● Task details
Your task is to gather the lines below that hold the string "spolupráce".

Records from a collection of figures
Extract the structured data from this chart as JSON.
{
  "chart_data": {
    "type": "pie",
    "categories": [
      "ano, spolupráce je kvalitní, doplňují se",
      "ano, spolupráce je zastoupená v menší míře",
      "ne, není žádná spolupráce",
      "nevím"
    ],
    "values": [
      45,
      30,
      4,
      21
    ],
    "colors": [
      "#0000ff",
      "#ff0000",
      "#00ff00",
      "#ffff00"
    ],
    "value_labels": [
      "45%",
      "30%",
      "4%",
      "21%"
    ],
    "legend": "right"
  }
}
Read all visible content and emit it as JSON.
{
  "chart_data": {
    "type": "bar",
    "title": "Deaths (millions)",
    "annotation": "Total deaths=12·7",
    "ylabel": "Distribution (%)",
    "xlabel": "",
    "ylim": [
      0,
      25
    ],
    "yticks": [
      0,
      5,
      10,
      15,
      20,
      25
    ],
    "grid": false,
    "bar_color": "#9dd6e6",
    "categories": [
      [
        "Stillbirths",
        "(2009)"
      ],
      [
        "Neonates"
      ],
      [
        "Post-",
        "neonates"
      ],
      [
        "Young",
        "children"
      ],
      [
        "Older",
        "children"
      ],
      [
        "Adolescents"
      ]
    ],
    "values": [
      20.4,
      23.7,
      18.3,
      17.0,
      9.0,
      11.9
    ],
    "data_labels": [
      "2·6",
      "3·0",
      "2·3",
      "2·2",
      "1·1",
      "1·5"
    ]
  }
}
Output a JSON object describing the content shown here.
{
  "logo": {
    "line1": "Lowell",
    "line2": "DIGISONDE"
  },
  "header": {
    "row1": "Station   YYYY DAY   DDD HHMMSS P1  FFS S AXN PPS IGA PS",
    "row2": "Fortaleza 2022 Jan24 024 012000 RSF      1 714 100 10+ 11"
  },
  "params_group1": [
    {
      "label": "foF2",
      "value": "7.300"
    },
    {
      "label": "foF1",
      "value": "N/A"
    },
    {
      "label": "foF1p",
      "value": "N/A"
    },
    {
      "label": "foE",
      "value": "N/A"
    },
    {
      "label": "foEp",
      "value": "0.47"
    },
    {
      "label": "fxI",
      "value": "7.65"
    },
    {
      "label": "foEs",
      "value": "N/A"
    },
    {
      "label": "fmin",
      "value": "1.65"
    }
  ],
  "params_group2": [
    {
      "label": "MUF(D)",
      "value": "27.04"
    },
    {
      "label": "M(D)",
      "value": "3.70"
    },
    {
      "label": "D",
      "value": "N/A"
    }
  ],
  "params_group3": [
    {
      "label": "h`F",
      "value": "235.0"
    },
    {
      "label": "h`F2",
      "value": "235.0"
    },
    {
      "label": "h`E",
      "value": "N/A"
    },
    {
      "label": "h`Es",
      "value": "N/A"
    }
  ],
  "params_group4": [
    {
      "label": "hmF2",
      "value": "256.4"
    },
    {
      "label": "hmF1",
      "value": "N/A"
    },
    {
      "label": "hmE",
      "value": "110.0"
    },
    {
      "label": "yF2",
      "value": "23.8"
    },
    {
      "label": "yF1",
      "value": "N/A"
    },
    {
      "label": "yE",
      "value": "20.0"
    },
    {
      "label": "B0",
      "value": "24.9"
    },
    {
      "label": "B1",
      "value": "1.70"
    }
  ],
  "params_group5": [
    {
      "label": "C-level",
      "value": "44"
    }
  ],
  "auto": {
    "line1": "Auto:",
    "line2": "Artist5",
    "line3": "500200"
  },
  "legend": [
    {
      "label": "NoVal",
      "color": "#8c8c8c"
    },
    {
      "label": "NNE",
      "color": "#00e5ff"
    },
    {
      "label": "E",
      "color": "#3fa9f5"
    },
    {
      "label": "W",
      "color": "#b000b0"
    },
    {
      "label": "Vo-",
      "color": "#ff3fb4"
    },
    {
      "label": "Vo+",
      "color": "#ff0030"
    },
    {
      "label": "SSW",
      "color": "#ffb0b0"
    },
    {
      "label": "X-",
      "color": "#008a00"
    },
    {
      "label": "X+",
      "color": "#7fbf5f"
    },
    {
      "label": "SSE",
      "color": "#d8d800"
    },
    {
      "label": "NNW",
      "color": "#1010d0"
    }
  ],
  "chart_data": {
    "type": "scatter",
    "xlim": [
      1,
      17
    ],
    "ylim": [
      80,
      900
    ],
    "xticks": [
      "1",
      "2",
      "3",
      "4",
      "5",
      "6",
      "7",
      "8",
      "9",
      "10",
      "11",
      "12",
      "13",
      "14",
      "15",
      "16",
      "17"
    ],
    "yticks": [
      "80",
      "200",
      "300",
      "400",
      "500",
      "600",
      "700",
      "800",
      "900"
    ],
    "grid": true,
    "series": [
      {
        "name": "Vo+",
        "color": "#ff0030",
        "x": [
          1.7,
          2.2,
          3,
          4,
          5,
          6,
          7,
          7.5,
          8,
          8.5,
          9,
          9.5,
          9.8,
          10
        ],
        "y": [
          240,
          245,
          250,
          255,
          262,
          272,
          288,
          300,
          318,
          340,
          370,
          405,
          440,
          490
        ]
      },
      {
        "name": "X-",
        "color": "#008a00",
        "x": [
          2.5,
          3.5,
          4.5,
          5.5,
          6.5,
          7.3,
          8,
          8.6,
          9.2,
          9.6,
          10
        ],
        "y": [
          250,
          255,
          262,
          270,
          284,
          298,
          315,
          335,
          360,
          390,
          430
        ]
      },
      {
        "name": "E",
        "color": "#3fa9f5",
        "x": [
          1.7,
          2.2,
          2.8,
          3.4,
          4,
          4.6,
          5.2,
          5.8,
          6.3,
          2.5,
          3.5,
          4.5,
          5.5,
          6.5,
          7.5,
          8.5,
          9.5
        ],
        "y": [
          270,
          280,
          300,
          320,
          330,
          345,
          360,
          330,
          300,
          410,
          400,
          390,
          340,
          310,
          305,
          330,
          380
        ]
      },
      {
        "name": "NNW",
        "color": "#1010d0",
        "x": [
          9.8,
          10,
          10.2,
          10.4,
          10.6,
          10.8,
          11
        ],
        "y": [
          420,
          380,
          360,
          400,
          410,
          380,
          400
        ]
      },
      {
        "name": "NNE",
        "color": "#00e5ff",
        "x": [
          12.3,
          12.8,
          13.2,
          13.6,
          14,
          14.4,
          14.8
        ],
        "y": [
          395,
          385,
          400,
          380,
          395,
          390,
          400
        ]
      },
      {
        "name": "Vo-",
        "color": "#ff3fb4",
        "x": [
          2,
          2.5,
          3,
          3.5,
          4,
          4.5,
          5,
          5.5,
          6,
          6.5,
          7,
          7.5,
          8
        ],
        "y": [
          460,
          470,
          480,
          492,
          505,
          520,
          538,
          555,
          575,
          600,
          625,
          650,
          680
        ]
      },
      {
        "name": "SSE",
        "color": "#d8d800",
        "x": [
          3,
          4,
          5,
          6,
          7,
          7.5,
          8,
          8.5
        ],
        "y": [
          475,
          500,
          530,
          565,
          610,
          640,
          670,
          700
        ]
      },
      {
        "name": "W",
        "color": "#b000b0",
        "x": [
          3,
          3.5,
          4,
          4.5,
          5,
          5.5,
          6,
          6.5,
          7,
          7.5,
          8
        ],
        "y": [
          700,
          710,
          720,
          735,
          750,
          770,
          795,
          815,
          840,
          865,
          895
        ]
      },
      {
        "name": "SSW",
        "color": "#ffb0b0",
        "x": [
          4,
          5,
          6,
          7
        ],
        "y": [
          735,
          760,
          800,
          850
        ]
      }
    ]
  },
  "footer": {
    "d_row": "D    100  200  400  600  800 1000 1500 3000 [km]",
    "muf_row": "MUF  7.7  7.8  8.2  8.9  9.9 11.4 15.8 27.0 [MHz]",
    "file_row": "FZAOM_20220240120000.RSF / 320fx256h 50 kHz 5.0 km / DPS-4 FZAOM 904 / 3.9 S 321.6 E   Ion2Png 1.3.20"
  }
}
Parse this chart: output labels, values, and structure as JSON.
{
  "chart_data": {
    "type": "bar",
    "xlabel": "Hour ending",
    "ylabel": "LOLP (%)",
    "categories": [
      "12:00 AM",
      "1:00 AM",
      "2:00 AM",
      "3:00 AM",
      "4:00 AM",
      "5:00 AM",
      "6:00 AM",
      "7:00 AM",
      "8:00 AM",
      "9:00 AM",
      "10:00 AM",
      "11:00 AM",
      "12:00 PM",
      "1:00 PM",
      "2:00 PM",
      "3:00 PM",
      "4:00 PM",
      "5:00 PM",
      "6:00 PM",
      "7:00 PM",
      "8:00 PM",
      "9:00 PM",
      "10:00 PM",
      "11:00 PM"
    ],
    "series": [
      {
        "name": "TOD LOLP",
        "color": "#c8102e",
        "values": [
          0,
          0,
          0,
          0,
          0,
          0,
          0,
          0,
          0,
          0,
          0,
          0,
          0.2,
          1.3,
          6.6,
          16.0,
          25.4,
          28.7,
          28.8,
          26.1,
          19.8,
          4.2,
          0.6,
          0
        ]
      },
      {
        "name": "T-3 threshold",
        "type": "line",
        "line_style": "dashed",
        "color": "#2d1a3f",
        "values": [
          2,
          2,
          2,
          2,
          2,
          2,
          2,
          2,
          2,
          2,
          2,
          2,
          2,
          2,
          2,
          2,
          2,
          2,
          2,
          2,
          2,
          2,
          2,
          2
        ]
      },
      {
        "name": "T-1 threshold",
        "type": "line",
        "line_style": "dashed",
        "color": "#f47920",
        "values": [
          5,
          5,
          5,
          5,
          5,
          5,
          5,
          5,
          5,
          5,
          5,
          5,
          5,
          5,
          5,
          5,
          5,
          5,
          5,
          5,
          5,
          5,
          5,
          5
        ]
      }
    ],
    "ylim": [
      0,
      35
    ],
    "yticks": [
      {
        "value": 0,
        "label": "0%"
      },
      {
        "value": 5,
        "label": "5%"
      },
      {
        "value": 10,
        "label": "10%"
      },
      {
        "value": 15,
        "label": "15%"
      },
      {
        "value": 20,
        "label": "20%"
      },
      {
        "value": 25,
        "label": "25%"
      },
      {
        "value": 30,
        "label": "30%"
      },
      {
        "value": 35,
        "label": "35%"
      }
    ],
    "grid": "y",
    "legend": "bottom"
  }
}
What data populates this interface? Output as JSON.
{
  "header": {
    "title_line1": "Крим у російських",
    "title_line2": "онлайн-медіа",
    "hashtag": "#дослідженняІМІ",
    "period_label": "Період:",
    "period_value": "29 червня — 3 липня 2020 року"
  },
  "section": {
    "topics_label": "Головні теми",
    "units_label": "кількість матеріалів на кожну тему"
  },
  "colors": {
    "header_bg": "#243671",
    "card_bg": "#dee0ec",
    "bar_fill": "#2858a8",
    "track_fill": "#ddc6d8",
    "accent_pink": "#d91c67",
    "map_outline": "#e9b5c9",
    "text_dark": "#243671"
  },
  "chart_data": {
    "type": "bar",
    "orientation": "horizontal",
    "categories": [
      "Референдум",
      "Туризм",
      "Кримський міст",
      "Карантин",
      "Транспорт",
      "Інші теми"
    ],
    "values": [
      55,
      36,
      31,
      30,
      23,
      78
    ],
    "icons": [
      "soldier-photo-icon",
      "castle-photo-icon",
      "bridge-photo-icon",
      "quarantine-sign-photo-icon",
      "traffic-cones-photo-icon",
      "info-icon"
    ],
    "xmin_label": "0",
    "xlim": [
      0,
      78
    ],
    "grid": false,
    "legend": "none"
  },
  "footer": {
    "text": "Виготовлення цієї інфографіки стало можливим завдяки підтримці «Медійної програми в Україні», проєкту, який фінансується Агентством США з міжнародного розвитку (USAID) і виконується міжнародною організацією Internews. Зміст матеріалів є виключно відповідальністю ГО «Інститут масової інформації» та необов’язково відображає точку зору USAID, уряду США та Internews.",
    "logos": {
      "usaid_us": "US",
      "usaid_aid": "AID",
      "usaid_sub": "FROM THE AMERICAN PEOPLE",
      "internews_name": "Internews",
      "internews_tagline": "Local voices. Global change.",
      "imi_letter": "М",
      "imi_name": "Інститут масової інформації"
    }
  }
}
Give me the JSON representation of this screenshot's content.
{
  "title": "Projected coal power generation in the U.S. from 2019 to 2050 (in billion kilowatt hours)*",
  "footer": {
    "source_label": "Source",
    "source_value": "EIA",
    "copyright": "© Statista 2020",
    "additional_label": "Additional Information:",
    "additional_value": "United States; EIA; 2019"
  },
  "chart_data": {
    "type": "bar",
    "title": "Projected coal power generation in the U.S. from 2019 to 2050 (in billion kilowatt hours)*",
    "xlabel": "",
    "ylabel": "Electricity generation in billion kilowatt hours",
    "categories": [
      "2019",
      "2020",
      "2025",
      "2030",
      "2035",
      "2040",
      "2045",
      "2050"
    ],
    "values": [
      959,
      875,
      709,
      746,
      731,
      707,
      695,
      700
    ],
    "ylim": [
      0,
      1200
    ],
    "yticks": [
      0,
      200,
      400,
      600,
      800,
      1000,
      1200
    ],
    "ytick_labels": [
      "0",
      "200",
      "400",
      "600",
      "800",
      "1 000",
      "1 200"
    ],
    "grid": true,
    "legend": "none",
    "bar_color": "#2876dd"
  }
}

● The result
      "ano, spolupráce je kvalitní, doplňují se",
      "ano, spolupráce je zastoupená v menší míře",
      "ne, není žádná spolupráce",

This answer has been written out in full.